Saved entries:
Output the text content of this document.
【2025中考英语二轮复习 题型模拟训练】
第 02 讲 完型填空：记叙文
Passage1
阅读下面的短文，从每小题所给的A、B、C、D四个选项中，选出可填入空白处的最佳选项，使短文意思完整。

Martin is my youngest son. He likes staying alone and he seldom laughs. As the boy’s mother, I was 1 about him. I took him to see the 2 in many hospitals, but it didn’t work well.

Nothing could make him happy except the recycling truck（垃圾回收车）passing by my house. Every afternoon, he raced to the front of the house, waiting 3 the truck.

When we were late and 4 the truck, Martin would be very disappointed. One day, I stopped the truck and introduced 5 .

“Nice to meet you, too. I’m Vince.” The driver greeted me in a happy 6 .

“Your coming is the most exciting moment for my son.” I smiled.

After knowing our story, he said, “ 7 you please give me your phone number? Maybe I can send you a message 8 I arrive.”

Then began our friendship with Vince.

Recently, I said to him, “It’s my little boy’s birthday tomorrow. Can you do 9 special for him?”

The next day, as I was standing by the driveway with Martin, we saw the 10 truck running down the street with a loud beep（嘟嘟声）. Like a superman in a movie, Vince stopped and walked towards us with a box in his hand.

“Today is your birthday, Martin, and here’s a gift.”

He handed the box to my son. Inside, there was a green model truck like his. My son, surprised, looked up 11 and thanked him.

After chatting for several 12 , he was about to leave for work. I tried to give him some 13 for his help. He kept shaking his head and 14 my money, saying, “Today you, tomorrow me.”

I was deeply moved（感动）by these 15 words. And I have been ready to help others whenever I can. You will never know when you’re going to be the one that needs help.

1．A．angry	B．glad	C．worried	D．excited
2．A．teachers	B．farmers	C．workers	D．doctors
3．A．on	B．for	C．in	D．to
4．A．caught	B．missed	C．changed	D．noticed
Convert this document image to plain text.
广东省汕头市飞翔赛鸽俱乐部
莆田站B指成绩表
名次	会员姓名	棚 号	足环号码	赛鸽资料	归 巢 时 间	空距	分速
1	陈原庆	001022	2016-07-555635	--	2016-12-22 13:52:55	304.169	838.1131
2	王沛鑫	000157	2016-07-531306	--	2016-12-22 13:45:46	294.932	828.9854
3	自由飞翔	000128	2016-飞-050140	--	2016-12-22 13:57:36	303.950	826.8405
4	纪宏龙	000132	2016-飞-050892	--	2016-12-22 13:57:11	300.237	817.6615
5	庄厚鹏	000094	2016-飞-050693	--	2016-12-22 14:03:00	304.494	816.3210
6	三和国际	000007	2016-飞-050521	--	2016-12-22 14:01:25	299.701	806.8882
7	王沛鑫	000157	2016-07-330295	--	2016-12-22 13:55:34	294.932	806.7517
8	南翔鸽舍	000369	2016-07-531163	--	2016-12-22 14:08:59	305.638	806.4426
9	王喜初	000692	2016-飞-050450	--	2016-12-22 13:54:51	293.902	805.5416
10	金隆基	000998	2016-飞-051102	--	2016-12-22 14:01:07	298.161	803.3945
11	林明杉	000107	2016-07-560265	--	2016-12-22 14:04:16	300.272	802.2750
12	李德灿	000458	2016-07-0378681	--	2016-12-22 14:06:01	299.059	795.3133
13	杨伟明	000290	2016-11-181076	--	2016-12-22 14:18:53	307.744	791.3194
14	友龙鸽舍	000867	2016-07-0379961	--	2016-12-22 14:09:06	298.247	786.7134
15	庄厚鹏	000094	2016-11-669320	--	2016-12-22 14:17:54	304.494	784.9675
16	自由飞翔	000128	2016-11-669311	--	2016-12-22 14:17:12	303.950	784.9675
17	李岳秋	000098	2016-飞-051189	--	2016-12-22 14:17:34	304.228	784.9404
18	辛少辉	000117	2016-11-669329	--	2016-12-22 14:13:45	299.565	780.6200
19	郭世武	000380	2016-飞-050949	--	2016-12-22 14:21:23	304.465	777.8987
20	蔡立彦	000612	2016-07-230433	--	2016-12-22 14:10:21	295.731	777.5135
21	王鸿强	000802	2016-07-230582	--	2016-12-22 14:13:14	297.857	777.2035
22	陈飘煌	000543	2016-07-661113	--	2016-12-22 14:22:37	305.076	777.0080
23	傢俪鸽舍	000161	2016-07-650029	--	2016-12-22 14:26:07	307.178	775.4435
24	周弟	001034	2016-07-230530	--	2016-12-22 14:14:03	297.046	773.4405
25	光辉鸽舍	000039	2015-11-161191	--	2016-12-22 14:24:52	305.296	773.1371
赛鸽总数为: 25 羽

#### GIVEN REQUEST
Return every record, word for word.

#### WORKED SOLUTION
Output the text content of this document.
【2025中考英语二轮复习 题型模拟训练】
第 02 讲 完型填空：记叙文
Passage1
阅读下面的短文，从每小题所给的A、B、C、D四个选项中，选出可填入空白处的最佳选项，使短文意思完整。

Martin is my youngest son. He likes staying alone and he seldom laughs. As the boy’s mother, I was 1 about him. I took him to see the 2 in many hospitals, but it didn’t work well.

Nothing could make him happy except the recycling truck（垃圾回收车）passing by my house. Every afternoon, he raced to the front of the house, waiting 3 the truck.

When we were late and 4 the truck, Martin would be very disappointed. One day, I stopped the truck and introduced 5 .

“Nice to meet you, too. I’m Vince.” The driver greeted me in a happy 6 .

“Your coming is the most exciting moment for my son.” I smiled.

After knowing our story, he said, “ 7 you please give me your phone number? Maybe I can send you a message 8 I arrive.”

Then began our friendship with Vince.

Recently, I said to him, “It’s my little boy’s birthday tomorrow. Can you do 9 special for him?”

The next day, as I was standing by the driveway with Martin, we saw the 10 truck running down the street with a loud beep（嘟嘟声）. Like a superman in a movie, Vince stopped and walked towards us with a box in his hand.

“Today is your birthday, Martin, and here’s a gift.”

He handed the box to my son. Inside, there was a green model truck like his. My son, surprised, looked up 11 and thanked him.

After chatting for several 12 , he was about to leave for work. I tried to give him some 13 for his help. He kept shaking his head and 14 my money, saying, “Today you, tomorrow me.”

I was deeply moved（感动）by these 15 words. And I have been ready to help others whenever I can. You will never know when you’re going to be the one that needs help.

1．A．angry	B．glad	C．worried	D．excited
2．A．teachers	B．farmers	C．workers	D．doctors
3．A．on	B．for	C．in	D．to
4．A．caught	B．missed	C．changed	D．noticed
Convert this document image to plain text.
广东省汕头市飞翔赛鸽俱乐部
莆田站B指成绩表
名次	会员姓名	棚 号	足环号码	赛鸽资料	归 巢 时 间	空距	分速
1	陈原庆	001022	2016-07-555635	--	2016-12-22 13:52:55	304.169	838.1131
2	王沛鑫	000157	2016-07-531306	--	2016-12-22 13:45:46	294.932	828.9854
3	自由飞翔	000128	2016-飞-050140	--	2016-12-22 13:57:36	303.950	826.8405
4	纪宏龙	000132	2016-飞-050892	--	2016-12-22 13:57:11	300.237	817.6615
5	庄厚鹏	000094	2016-飞-050693	--	2016-12-22 14:03:00	304.494	816.3210
6	三和国际	000007	2016-飞-050521	--	2016-12-22 14:01:25	299.701	806.8882
7	王沛鑫	000157	2016-07-330295	--	2016-12-22 13:55:34	294.932	806.7517
8	南翔鸽舍	000369	2016-07-531163	--	2016-12-22 14:08:59	305.638	806.4426
9	王喜初	000692	2016-飞-050450	--	2016-12-22 13:54:51	293.902	805.5416
10	金隆基	000998	2016-飞-051102	--	2016-12-22 14:01:07	298.161	803.3945
11	林明杉	000107	2016-07-560265	--	2016-12-22 14:04:16	300.272	802.2750
12	李德灿	000458	2016-07-0378681	--	2016-12-22 14:06:01	299.059	795.3133
13	杨伟明	000290	2016-11-181076	--	2016-12-22 14:18:53	307.744	791.3194
14	友龙鸽舍	000867	2016-07-0379961	--	2016-12-22 14:09:06	298.247	786.7134
15	庄厚鹏	000094	2016-11-669320	--	2016-12-22 14:17:54	304.494	784.9675
16	自由飞翔	000128	2016-11-669311	--	2016-12-22 14:17:12	303.950	784.9675
17	李岳秋	000098	2016-飞-051189	--	2016-12-22 14:17:34	304.228	784.9404
18	辛少辉	000117	2016-11-669329	--	2016-12-22 14:13:45	299.565	780.6200
19	郭世武	000380	2016-飞-050949	--	2016-12-22 14:21:23	304.465	777.8987
20	蔡立彦	000612	2016-07-230433	--	2016-12-22 14:10:21	295.731	777.5135
21	王鸿强	000802	2016-07-230582	--	2016-12-22 14:13:14	297.857	777.2035
22	陈飘煌	000543	2016-07-661113	--	2016-12-22 14:22:37	305.076	777.0080
23	傢俪鸽舍	000161	2016-07-650029	--	2016-12-22 14:26:07	307.178	775.4435
24	周弟	001034	2016-07-230530	--	2016-12-22 14:14:03	297.046	773.4405
25	光辉鸽舍	000039	2015-11-161191	--	2016-12-22 14:24:52	305.296	773.1371
赛鸽总数为: 25 羽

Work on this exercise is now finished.